--- START ---

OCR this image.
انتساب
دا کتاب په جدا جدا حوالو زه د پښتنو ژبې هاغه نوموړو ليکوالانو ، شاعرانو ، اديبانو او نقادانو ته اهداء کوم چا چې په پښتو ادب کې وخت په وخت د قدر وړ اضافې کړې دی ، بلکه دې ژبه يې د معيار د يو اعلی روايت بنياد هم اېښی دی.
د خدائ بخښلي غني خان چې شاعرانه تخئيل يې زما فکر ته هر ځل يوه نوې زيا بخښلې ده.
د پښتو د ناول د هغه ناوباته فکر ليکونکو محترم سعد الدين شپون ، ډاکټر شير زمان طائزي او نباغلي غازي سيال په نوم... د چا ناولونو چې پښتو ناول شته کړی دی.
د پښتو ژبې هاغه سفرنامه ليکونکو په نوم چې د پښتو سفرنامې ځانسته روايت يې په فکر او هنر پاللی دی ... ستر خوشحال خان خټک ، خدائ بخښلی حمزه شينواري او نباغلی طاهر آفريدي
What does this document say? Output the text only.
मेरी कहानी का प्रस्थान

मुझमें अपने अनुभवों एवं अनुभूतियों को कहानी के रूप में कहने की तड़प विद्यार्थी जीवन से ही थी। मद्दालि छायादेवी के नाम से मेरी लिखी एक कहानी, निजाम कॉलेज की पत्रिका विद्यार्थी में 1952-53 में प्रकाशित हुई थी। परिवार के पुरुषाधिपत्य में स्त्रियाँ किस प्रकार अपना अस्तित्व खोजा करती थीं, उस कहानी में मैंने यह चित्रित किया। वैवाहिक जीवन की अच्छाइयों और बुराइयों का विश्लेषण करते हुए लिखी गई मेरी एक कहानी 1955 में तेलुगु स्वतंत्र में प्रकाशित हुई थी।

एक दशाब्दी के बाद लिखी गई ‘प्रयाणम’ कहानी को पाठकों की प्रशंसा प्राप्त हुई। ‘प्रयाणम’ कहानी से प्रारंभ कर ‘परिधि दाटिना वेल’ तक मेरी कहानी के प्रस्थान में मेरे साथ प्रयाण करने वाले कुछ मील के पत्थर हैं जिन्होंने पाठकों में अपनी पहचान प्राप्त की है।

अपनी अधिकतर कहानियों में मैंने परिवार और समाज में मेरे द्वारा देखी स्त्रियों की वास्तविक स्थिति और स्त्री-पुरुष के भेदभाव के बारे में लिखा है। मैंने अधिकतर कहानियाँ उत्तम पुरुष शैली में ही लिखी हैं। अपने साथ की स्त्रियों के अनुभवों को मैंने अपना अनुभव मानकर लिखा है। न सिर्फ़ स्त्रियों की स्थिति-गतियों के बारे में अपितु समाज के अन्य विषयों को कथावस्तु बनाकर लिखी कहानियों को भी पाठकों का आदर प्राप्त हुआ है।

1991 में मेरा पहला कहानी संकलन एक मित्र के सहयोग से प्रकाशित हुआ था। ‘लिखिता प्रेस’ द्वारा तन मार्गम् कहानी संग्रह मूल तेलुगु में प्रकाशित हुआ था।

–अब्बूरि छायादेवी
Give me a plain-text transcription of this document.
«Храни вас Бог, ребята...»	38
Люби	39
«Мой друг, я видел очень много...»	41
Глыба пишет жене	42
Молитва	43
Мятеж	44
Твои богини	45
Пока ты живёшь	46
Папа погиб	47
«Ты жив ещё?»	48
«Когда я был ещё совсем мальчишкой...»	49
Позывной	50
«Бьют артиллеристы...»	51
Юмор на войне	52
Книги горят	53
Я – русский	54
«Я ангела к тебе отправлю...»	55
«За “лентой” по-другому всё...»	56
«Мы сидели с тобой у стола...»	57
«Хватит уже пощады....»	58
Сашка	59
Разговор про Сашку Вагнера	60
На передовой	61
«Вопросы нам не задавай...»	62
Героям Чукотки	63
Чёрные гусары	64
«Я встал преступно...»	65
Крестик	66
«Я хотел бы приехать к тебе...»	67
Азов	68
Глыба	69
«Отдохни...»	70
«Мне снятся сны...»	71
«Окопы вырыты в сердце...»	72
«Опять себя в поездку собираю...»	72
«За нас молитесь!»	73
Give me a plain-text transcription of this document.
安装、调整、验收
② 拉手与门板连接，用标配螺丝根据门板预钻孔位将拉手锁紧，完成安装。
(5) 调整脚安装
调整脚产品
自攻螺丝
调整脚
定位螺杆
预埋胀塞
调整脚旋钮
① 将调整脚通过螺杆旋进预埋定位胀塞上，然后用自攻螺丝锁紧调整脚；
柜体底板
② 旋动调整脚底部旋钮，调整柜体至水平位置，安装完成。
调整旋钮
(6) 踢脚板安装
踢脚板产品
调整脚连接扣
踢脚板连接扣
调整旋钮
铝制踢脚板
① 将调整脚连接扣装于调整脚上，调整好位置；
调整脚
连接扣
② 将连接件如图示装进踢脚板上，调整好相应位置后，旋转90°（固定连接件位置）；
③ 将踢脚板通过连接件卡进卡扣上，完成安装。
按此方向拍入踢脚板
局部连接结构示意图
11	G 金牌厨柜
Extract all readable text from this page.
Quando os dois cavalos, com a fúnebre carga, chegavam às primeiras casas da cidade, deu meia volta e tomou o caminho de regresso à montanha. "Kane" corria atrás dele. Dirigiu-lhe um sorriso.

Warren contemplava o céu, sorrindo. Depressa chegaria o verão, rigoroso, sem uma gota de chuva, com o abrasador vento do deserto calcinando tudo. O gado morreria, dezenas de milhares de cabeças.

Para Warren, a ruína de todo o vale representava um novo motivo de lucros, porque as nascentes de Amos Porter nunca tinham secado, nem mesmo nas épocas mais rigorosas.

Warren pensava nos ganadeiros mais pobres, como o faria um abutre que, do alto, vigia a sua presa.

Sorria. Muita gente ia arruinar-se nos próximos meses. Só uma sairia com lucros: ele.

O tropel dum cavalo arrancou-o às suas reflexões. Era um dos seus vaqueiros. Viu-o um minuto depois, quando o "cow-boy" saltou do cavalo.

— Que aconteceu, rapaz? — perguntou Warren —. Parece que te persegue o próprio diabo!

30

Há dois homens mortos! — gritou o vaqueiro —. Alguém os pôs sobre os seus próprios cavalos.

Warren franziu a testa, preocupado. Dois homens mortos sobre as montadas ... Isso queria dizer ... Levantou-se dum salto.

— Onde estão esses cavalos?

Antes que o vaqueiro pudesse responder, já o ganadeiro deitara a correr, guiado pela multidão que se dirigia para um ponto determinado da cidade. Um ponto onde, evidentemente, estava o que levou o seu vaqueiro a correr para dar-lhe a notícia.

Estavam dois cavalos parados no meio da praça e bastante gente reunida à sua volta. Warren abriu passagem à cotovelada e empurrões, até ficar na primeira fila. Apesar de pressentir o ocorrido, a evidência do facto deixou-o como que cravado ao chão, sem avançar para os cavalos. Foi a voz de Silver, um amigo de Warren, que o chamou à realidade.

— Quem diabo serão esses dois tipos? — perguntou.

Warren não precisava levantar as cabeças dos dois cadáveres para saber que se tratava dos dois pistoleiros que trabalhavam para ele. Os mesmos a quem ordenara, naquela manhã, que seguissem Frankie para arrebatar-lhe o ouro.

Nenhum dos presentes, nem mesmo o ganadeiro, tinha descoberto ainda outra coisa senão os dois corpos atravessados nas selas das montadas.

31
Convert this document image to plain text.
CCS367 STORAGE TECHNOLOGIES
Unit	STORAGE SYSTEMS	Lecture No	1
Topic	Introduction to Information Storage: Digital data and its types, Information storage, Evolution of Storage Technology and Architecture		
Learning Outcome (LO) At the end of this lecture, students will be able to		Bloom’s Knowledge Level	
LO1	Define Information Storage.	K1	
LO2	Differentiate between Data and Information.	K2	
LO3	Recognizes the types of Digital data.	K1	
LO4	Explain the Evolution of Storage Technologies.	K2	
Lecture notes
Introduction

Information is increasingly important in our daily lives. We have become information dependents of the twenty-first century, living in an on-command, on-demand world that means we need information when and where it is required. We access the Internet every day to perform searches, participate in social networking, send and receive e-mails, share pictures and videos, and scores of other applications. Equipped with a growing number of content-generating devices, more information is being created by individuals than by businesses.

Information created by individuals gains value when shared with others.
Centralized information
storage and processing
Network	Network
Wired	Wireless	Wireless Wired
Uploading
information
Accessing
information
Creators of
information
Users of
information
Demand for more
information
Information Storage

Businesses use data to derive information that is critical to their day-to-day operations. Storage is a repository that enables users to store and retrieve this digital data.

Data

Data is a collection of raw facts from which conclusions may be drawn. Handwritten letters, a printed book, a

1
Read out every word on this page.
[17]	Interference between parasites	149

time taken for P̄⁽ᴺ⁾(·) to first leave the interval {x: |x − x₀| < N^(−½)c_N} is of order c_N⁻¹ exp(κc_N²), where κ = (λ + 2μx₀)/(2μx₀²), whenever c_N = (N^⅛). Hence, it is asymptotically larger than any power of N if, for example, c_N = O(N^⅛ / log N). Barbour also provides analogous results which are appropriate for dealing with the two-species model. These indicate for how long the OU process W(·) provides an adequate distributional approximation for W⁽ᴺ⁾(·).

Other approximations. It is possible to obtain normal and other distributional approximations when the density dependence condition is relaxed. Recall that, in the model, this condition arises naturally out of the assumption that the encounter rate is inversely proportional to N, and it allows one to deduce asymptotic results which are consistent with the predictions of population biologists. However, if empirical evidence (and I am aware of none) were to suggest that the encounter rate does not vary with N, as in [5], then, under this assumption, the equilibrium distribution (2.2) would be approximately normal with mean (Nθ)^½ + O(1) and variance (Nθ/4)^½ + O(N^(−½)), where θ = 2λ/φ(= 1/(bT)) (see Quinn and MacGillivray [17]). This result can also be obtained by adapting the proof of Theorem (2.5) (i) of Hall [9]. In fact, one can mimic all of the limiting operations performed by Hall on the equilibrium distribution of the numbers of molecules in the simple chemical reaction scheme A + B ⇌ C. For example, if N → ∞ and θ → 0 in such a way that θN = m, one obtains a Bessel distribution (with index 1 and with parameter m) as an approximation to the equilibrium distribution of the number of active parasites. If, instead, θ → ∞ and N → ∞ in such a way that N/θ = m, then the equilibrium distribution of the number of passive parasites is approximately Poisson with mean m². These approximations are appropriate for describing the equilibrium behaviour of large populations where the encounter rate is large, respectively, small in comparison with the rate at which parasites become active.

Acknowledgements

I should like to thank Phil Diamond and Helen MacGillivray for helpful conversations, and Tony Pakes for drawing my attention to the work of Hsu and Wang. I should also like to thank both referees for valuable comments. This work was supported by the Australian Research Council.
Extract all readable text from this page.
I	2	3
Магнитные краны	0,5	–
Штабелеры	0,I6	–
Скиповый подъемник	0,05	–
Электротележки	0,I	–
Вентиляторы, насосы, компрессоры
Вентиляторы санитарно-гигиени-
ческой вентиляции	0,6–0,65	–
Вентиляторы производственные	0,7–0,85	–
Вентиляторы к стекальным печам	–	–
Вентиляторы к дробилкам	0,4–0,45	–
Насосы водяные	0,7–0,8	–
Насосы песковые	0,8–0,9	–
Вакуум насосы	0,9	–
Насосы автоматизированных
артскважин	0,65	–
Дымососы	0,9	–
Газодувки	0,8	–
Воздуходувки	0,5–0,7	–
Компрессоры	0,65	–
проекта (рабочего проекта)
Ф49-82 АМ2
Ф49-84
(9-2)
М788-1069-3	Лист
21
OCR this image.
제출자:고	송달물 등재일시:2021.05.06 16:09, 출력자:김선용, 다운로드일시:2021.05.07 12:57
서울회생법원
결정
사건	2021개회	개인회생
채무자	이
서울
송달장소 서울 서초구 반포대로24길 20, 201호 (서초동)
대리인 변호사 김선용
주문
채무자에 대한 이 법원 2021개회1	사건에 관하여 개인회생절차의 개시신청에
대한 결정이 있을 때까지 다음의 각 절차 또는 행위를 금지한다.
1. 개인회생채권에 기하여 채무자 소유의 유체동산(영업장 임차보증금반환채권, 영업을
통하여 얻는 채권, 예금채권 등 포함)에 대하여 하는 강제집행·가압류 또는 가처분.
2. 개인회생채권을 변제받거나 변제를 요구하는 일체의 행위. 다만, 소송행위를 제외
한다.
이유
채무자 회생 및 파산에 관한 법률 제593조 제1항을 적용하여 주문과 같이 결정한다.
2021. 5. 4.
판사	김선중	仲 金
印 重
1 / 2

--- END ---

-- DIRECTION --
Go through the listing above and pull out each line containing the word "Evolution".

-- RESPONSE --
Topic	Introduction to Information Storage: Digital data and its types, Information storage, Evolution of Storage Technology and Architecture		
LO4	Explain the Evolution of Storage Technologies.	K2	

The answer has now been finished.